[START OF Records supplied]
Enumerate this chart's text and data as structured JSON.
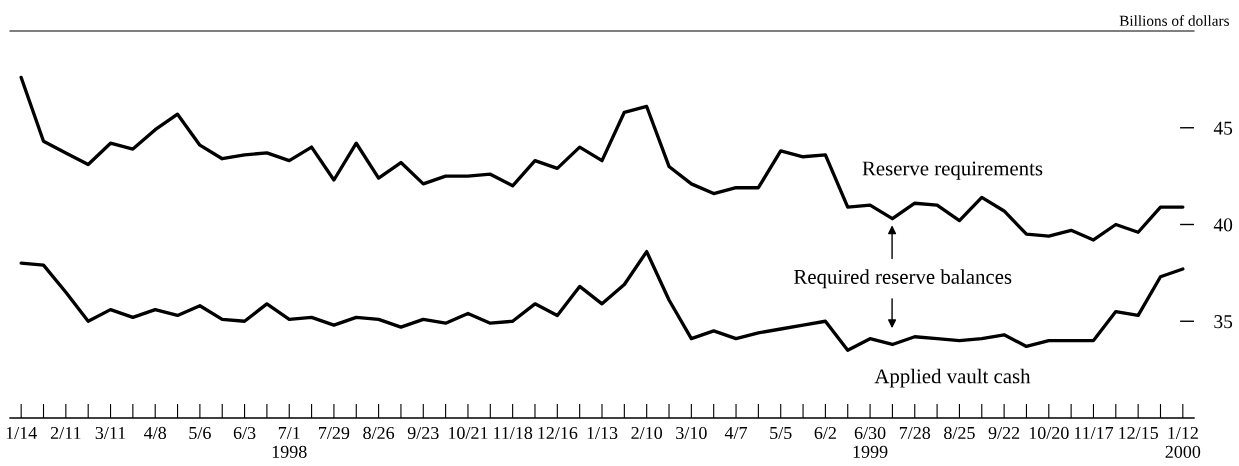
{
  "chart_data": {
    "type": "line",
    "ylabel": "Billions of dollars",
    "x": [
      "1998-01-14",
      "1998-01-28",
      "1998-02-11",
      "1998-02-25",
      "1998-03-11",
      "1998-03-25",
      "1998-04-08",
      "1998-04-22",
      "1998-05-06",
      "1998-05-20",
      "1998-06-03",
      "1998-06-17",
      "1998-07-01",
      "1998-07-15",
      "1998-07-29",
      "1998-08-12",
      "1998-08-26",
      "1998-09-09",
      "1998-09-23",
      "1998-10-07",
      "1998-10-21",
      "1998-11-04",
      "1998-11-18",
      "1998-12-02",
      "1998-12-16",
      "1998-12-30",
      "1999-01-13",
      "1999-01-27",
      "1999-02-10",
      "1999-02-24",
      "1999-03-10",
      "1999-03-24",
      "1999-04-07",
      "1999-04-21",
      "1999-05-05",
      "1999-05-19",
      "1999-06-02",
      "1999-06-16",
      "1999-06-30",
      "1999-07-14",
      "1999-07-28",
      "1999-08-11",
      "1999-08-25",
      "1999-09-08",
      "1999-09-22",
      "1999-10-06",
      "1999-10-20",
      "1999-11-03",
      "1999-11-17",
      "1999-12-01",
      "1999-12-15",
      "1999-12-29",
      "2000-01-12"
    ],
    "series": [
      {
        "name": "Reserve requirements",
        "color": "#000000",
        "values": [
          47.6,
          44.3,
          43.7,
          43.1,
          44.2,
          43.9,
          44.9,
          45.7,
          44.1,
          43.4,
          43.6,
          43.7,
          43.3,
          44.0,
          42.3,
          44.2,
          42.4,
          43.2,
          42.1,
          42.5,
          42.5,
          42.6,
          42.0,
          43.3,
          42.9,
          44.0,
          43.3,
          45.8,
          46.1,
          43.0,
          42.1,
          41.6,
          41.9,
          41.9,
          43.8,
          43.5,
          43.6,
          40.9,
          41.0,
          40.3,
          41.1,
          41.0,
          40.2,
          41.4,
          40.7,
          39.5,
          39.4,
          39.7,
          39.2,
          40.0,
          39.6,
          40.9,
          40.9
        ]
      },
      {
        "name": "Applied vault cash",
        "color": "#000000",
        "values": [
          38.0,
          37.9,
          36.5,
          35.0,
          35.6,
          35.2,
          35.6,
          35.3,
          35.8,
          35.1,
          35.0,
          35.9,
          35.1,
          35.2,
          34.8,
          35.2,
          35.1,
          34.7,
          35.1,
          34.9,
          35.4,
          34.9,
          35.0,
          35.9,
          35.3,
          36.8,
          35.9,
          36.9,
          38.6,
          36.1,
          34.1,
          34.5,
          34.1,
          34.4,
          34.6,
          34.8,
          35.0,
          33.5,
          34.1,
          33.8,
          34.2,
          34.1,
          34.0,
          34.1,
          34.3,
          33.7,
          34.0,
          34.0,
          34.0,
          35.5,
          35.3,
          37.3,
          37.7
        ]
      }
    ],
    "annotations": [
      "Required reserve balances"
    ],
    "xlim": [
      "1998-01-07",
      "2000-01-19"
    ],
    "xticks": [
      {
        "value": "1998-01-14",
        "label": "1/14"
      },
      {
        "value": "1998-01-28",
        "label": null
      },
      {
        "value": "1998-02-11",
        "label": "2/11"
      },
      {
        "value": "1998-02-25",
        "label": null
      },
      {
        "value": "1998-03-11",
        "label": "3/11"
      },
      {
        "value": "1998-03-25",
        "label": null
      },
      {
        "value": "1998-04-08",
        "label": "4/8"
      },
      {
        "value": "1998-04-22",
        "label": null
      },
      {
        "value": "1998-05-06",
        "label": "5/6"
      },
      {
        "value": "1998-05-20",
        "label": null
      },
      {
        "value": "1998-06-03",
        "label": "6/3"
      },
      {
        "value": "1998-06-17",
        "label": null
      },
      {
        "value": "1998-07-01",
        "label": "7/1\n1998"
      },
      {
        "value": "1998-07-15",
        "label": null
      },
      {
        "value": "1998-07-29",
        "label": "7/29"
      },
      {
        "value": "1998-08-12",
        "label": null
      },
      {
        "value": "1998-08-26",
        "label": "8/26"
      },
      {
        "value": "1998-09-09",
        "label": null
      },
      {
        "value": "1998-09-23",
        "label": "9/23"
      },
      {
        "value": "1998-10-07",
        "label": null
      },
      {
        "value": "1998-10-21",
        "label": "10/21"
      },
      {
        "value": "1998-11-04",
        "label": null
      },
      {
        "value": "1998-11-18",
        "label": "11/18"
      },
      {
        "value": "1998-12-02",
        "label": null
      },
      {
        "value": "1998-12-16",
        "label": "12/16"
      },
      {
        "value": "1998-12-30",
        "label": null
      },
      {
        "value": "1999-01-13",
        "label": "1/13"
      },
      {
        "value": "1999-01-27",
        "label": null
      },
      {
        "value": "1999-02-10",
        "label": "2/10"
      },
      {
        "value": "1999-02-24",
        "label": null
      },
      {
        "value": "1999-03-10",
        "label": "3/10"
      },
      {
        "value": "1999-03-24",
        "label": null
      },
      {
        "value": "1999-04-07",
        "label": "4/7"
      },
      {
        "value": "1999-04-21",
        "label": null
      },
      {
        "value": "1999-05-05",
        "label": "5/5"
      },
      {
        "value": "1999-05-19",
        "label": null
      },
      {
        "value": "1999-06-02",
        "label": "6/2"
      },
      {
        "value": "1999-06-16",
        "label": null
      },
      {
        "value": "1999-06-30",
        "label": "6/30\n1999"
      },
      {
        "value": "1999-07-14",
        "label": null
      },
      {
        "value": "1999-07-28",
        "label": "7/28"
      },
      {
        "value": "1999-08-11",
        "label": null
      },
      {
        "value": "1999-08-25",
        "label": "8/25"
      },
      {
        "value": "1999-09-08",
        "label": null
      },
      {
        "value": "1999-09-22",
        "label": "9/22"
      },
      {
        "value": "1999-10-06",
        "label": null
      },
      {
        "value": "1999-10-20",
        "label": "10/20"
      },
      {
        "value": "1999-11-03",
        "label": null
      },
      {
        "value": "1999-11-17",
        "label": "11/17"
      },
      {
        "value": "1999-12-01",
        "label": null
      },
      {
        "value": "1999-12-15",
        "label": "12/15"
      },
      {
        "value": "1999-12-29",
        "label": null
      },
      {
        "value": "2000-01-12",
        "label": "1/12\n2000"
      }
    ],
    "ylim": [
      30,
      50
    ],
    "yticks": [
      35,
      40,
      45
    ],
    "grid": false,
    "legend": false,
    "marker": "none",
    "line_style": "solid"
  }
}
[END OF Records supplied]
Output every entry word for word, but omit the pictures.

Enumerate this chart's text and data as structured JSON.
{
  "chart_data": {
    "type": "line",
    "ylabel": "Billions of dollars",
    "x": [
      "1998-01-14",
      "1998-01-28",
      "1998-02-11",
      "1998-02-25",
      "1998-03-11",
      "1998-03-25",
      "1998-04-08",
      "1998-04-22",
      "1998-05-06",
      "1998-05-20",
      "1998-06-03",
      "1998-06-17",
      "1998-07-01",
      "1998-07-15",
      "1998-07-29",
      "1998-08-12",
      "1998-08-26",
      "1998-09-09",
      "1998-09-23",
      "1998-10-07",
      "1998-10-21",
      "1998-11-04",
      "1998-11-18",
      "1998-12-02",
      "1998-12-16",
      "1998-12-30",
      "1999-01-13",
      "1999-01-27",
      "1999-02-10",
      "1999-02-24",
      "1999-03-10",
      "1999-03-24",
      "1999-04-07",
      "1999-04-21",
      "1999-05-05",
      "1999-05-19",
      "1999-06-02",
      "1999-06-16",
      "1999-06-30",
      "1999-07-14",
      "1999-07-28",
      "1999-08-11",
      "1999-08-25",
      "1999-09-08",
      "1999-09-22",
      "1999-10-06",
      "1999-10-20",
      "1999-11-03",
      "1999-11-17",
      "1999-12-01",
      "1999-12-15",
      "1999-12-29",
      "2000-01-12"
    ],
    "series": [
      {
        "name": "Reserve requirements",
        "color": "#000000",
        "values": [
          47.6,
          44.3,
          43.7,
          43.1,
          44.2,
          43.9,
          44.9,
          45.7,
          44.1,
          43.4,
          43.6,
          43.7,
          43.3,
          44.0,
          42.3,
          44.2,
          42.4,
          43.2,
          42.1,
          42.5,
          42.5,
          42.6,
          42.0,
          43.3,
          42.9,
          44.0,
          43.3,
          45.8,
          46.1,
          43.0,
          42.1,
          41.6,
          41.9,
          41.9,
          43.8,
          43.5,
          43.6,
          40.9,
          41.0,
          40.3,
          41.1,
          41.0,
          40.2,
          41.4,
          40.7,
          39.5,
          39.4,
          39.7,
          39.2,
          40.0,
          39.6,
          40.9,
          40.9
        ]
      },
      {
        "name": "Applied vault cash",
        "color": "#000000",
        "values": [
          38.0,
          37.9,
          36.5,
          35.0,
          35.6,
          35.2,
          35.6,
          35.3,
          35.8,
          35.1,
          35.0,
          35.9,
          35.1,
          35.2,
          34.8,
          35.2,
          35.1,
          34.7,
          35.1,
          34.9,
          35.4,
          34.9,
          35.0,
          35.9,
          35.3,
          36.8,
          35.9,
          36.9,
          38.6,
          36.1,
          34.1,
          34.5,
          34.1,
          34.4,
          34.6,
          34.8,
          35.0,
          33.5,
          34.1,
          33.8,
          34.2,
          34.1,
          34.0,
          34.1,
          34.3,
          33.7,
          34.0,
          34.0,
          34.0,
          35.5,
          35.3,
          37.3,
          37.7
        ]
      }
    ],
    "annotations": [
      "Required reserve balances"
    ],
    "xlim": [
      "1998-01-07",
      "2000-01-19"
    ],
    "xticks": [
      {
        "value": "1998-01-14",
        "label": "1/14"
      },
      {
        "value": "1998-01-28",
        "label": null
      },
      {
        "value": "1998-02-11",
        "label": "2/11"
      },
      {
        "value": "1998-02-25",
        "label": null
      },
      {
        "value": "1998-03-11",
        "label": "3/11"
      },
      {
        "value": "1998-03-25",
        "label": null
      },
      {
        "value": "1998-04-08",
        "label": "4/8"
      },
      {
        "value": "1998-04-22",
        "label": null
      },
      {
        "value": "1998-05-06",
        "label": "5/6"
      },
      {
        "value": "1998-05-20",
        "label": null
      },
      {
        "value": "1998-06-03",
        "label": "6/3"
      },
      {
        "value": "1998-06-17",
        "label": null
      },
      {
        "value": "1998-07-01",
        "label": "7/1\n1998"
      },
      {
        "value": "1998-07-15",
        "label": null
      },
      {
        "value": "1998-07-29",
        "label": "7/29"
      },
      {
        "value": "1998-08-12",
        "label": null
      },
      {
        "value": "1998-08-26",
        "label": "8/26"
      },
      {
        "value": "1998-09-09",
        "label": null
      },
      {
        "value": "1998-09-23",
        "label": "9/23"
      },
      {
        "value": "1998-10-07",
        "label": null
      },
      {
        "value": "1998-10-21",
        "label": "10/21"
      },
      {
        "value": "1998-11-04",
        "label": null
      },
      {
        "value": "1998-11-18",
        "label": "11/18"
      },
      {
        "value": "1998-12-02",
        "label": null
      },
      {
        "value": "1998-12-16",
        "label": "12/16"
      },
      {
        "value": "1998-12-30",
        "label": null
      },
      {
        "value": "1999-01-13",
        "label": "1/13"
      },
      {
        "value": "1999-01-27",
        "label": null
      },
      {
        "value": "1999-02-10",
        "label": "2/10"
      },
      {
        "value": "1999-02-24",
        "label": null
      },
      {
        "value": "1999-03-10",
        "label": "3/10"
      },
      {
        "value": "1999-03-24",
        "label": null
      },
      {
        "value": "1999-04-07",
        "label": "4/7"
      },
      {
        "value": "1999-04-21",
        "label": null
      },
      {
        "value": "1999-05-05",
        "label": "5/5"
      },
      {
        "value": "1999-05-19",
        "label": null
      },
      {
        "value": "1999-06-02",
        "label": "6/2"
      },
      {
        "value": "1999-06-16",
        "label": null
      },
      {
        "value": "1999-06-30",
        "label": "6/30\n1999"
      },
      {
        "value": "1999-07-14",
        "label": null
      },
      {
        "value": "1999-07-28",
        "label": "7/28"
      },
      {
        "value": "1999-08-11",
        "label": null
      },
      {
        "value": "1999-08-25",
        "label": "8/25"
      },
      {
        "value": "1999-09-08",
        "label": null
      },
      {
        "value": "1999-09-22",
        "label": "9/22"
      },
      {
        "value": "1999-10-06",
        "label": null
      },
      {
        "value": "1999-10-20",
        "label": "10/20"
      },
      {
        "value": "1999-11-03",
        "label": null
      },
      {
        "value": "1999-11-17",
        "label": "11/17"
      },
      {
        "value": "1999-12-01",
        "label": null
      },
      {
        "value": "1999-12-15",
        "label": "12/15"
      },
      {
        "value": "1999-12-29",
        "label": null
      },
      {
        "value": "2000-01-12",
        "label": "1/12\n2000"
      }
    ],
    "ylim": [
      30,
      50
    ],
    "yticks": [
      35,
      40,
      45
    ],
    "grid": false,
    "legend": false,
    "marker": "none",
    "line_style": "solid"
  }
}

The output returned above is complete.